-- start STORED DATA --

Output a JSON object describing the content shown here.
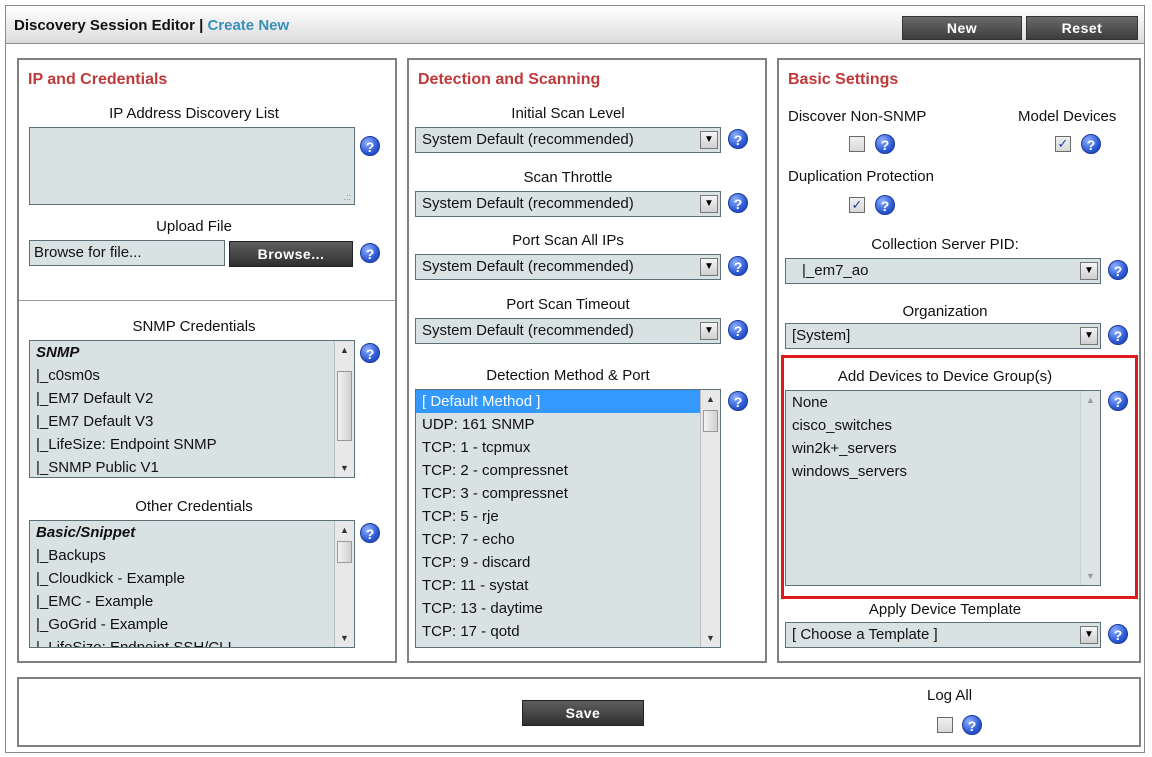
{
  "header": {
    "title": "Discovery Session Editor",
    "separator": "|",
    "subtitle": "Create New",
    "new_button": "New",
    "reset_button": "Reset"
  },
  "ip_panel": {
    "title": "IP and Credentials",
    "ip_list_label": "IP Address Discovery List",
    "ip_list_value": "",
    "upload_label": "Upload File",
    "upload_placeholder": "Browse for file...",
    "browse_button": "Browse...",
    "snmp_label": "SNMP Credentials",
    "snmp_items": [
      "SNMP",
      "|_c0sm0s",
      "|_EM7 Default V2",
      "|_EM7 Default V3",
      "|_LifeSize: Endpoint SNMP",
      "|_SNMP Public V1"
    ],
    "other_label": "Other Credentials",
    "other_items": [
      "Basic/Snippet",
      "|_Backups",
      "|_Cloudkick - Example",
      "|_EMC - Example",
      "|_GoGrid - Example",
      "|_LifeSize: Endpoint SSH/CLI"
    ]
  },
  "detection_panel": {
    "title": "Detection and Scanning",
    "initial_scan_label": "Initial Scan Level",
    "initial_scan_value": "System Default (recommended)",
    "throttle_label": "Scan Throttle",
    "throttle_value": "System Default (recommended)",
    "port_scan_all_label": "Port Scan All IPs",
    "port_scan_all_value": "System Default (recommended)",
    "port_timeout_label": "Port Scan Timeout",
    "port_timeout_value": "System Default (recommended)",
    "method_label": "Detection Method & Port",
    "methods": [
      "[ Default Method ]",
      "UDP: 161 SNMP",
      "TCP: 1 - tcpmux",
      "TCP: 2 - compressnet",
      "TCP: 3 - compressnet",
      "TCP: 5 - rje",
      "TCP: 7 - echo",
      "TCP: 9 - discard",
      "TCP: 11 - systat",
      "TCP: 13 - daytime",
      "TCP: 17 - qotd"
    ]
  },
  "basic_panel": {
    "title": "Basic Settings",
    "non_snmp_label": "Discover Non-SNMP",
    "non_snmp_checked": false,
    "model_devices_label": "Model Devices",
    "model_devices_checked": true,
    "dup_protection_label": "Duplication Protection",
    "dup_protection_checked": true,
    "collection_label": "Collection Server PID:",
    "collection_value": "|_em7_ao",
    "org_label": "Organization",
    "org_value": "[System]",
    "device_group_label": "Add Devices to Device Group(s)",
    "device_groups": [
      "None",
      "cisco_switches",
      "win2k+_servers",
      "windows_servers"
    ],
    "template_label": "Apply Device Template",
    "template_value": "[ Choose a Template ]"
  },
  "footer": {
    "save_button": "Save",
    "log_all_label": "Log All",
    "log_all_checked": false
  },
  "icons": {
    "help": "?",
    "dropdown": "▼",
    "check": "✓"
  }
}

-- end STORED DATA --

### YOUR GOAL
Retype the whole listing exactly and leave the pictures out.

### SOLUTION BELOW
Output a JSON object describing the content shown here.
{
  "header": {
    "title": "Discovery Session Editor",
    "separator": "|",
    "subtitle": "Create New",
    "new_button": "New",
    "reset_button": "Reset"
  },
  "ip_panel": {
    "title": "IP and Credentials",
    "ip_list_label": "IP Address Discovery List",
    "ip_list_value": "",
    "upload_label": "Upload File",
    "upload_placeholder": "Browse for file...",
    "browse_button": "Browse...",
    "snmp_label": "SNMP Credentials",
    "snmp_items": [
      "SNMP",
      "|_c0sm0s",
      "|_EM7 Default V2",
      "|_EM7 Default V3",
      "|_LifeSize: Endpoint SNMP",
      "|_SNMP Public V1"
    ],
    "other_label": "Other Credentials",
    "other_items": [
      "Basic/Snippet",
      "|_Backups",
      "|_Cloudkick - Example",
      "|_EMC - Example",
      "|_GoGrid - Example",
      "|_LifeSize: Endpoint SSH/CLI"
    ]
  },
  "detection_panel": {
    "title": "Detection and Scanning",
    "initial_scan_label": "Initial Scan Level",
    "initial_scan_value": "System Default (recommended)",
    "throttle_label": "Scan Throttle",
    "throttle_value": "System Default (recommended)",
    "port_scan_all_label": "Port Scan All IPs",
    "port_scan_all_value": "System Default (recommended)",
    "port_timeout_label": "Port Scan Timeout",
    "port_timeout_value": "System Default (recommended)",
    "method_label": "Detection Method & Port",
    "methods": [
      "[ Default Method ]",
      "UDP: 161 SNMP",
      "TCP: 1 - tcpmux",
      "TCP: 2 - compressnet",
      "TCP: 3 - compressnet",
      "TCP: 5 - rje",
      "TCP: 7 - echo",
      "TCP: 9 - discard",
      "TCP: 11 - systat",
      "TCP: 13 - daytime",
      "TCP: 17 - qotd"
    ]
  },
  "basic_panel": {
    "title": "Basic Settings",
    "non_snmp_label": "Discover Non-SNMP",
    "non_snmp_checked": false,
    "model_devices_label": "Model Devices",
    "model_devices_checked": true,
    "dup_protection_label": "Duplication Protection",
    "dup_protection_checked": true,
    "collection_label": "Collection Server PID:",
    "collection_value": "|_em7_ao",
    "org_label": "Organization",
    "org_value": "[System]",
    "device_group_label": "Add Devices to Device Group(s)",
    "device_groups": [
      "None",
      "cisco_switches",
      "win2k+_servers",
      "windows_servers"
    ],
    "template_label": "Apply Device Template",
    "template_value": "[ Choose a Template ]"
  },
  "footer": {
    "save_button": "Save",
    "log_all_label": "Log All",
    "log_all_checked": false
  },
  "icons": {
    "help": "?",
    "dropdown": "▼",
    "check": "✓"
  }
}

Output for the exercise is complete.